Exercise: Write out every line below that includes the word "Корректирующие".

Listed records:
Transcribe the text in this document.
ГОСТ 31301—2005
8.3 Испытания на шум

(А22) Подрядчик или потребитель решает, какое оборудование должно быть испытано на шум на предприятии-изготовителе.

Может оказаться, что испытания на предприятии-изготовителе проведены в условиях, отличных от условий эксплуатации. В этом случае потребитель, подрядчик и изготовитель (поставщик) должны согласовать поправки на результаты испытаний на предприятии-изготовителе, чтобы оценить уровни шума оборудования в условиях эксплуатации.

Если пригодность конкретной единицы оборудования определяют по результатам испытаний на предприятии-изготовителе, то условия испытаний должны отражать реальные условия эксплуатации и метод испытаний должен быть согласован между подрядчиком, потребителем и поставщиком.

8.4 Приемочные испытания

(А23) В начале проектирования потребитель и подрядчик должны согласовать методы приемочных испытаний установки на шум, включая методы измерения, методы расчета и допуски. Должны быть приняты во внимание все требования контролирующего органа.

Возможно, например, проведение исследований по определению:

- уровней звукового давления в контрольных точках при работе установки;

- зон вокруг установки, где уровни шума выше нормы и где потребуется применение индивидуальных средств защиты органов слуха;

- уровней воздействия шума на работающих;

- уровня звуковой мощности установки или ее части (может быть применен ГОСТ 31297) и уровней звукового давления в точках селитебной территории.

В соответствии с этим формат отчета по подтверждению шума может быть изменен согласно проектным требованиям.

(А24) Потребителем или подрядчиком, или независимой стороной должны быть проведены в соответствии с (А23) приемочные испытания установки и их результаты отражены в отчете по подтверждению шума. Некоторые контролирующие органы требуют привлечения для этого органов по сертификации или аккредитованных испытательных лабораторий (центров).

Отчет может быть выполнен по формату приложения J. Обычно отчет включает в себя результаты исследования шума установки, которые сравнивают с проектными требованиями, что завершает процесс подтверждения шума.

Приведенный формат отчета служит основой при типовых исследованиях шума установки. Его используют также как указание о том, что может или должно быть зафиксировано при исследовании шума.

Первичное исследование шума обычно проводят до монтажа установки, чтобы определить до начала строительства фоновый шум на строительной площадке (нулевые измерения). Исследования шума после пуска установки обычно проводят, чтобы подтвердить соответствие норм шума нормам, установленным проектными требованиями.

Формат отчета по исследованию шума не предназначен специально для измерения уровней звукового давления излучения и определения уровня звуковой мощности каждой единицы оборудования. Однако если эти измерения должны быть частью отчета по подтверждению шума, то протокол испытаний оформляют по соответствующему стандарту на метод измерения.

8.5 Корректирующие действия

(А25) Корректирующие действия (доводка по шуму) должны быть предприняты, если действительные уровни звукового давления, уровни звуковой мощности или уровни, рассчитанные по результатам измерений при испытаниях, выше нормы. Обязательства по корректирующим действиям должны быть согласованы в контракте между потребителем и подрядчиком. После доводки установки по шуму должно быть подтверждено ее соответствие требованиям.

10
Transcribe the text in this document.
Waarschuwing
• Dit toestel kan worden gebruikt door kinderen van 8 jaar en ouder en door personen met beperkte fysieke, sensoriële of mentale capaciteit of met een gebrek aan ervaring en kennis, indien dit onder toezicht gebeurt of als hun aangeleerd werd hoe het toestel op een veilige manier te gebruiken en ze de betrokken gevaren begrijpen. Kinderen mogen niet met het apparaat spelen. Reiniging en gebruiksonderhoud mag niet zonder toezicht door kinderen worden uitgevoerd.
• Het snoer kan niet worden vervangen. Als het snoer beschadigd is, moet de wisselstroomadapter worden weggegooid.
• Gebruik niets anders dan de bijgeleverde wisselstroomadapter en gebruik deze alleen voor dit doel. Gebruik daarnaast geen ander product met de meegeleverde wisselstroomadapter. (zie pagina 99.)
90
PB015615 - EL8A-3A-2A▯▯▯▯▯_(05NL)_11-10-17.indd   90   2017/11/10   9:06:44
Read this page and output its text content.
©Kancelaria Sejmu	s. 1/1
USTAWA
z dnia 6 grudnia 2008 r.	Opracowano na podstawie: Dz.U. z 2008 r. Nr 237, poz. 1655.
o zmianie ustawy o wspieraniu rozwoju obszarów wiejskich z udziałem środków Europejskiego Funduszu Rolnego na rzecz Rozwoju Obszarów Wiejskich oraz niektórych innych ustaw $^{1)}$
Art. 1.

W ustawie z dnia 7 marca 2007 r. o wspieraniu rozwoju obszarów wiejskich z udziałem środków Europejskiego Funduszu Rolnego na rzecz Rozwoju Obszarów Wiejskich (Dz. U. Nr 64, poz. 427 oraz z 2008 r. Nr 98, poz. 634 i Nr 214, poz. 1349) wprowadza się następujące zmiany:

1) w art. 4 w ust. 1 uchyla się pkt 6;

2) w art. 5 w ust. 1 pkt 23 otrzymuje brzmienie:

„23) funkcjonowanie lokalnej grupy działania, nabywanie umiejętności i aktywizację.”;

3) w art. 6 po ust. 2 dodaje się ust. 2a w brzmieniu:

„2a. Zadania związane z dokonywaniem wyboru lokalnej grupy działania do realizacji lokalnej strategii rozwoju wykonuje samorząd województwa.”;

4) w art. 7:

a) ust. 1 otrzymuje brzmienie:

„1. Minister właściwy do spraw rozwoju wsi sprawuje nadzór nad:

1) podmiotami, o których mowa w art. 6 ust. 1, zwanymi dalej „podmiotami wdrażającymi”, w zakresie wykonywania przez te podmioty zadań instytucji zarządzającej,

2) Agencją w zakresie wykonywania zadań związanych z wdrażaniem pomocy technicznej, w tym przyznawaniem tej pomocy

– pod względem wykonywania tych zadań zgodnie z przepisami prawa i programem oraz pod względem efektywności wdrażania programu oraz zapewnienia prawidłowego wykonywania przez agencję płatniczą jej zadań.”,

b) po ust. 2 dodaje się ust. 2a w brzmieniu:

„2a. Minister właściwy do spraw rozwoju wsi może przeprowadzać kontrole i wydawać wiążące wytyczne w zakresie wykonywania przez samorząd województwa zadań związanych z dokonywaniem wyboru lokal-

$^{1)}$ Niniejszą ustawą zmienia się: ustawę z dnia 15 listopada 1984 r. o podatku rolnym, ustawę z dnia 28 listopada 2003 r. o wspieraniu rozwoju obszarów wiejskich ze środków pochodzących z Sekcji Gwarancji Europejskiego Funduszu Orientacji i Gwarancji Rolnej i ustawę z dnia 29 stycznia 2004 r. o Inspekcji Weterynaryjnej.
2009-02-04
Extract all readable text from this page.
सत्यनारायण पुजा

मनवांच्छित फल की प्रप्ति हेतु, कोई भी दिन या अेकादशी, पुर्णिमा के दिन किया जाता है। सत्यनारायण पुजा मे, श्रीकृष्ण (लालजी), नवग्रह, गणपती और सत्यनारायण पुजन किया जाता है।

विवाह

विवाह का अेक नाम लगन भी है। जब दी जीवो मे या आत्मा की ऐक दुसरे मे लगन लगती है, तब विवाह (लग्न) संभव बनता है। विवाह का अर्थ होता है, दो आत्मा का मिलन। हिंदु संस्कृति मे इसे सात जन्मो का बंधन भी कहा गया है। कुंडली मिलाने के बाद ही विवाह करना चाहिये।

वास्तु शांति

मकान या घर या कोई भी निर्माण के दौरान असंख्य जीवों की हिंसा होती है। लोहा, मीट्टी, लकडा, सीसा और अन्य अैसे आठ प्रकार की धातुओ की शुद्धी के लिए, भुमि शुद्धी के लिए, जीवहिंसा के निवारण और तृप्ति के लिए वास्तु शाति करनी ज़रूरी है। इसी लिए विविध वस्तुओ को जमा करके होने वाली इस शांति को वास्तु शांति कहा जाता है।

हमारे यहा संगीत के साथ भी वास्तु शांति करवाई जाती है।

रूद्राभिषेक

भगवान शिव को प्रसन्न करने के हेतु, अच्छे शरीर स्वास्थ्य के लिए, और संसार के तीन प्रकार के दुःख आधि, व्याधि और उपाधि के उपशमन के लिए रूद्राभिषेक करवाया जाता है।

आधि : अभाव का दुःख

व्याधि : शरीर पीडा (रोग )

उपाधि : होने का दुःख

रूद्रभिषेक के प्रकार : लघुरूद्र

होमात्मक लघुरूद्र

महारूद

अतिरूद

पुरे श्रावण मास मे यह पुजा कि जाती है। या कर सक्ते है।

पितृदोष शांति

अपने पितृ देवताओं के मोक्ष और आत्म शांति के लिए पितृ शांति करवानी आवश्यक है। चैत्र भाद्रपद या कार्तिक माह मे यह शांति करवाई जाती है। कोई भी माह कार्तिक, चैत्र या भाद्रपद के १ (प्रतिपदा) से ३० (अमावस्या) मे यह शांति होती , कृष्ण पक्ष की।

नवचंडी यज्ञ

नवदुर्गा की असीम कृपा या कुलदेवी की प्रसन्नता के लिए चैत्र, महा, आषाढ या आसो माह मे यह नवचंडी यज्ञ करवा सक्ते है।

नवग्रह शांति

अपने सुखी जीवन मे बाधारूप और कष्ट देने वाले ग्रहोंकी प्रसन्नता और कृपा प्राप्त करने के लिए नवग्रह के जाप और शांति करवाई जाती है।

Solution:
8.5 Корректирующие действия
(А25) Корректирующие действия (доводка по шуму) должны быть предприняты, если действительные уровни звукового давления, уровни звуковой мощности или уровни, рассчитанные по результатам измерений при испытаниях, выше нормы. Обязательства по корректирующим действиям должны быть согласованы в контракте между потребителем и подрядчиком. После доводки установки по шуму должно быть подтверждено ее соответствие требованиям.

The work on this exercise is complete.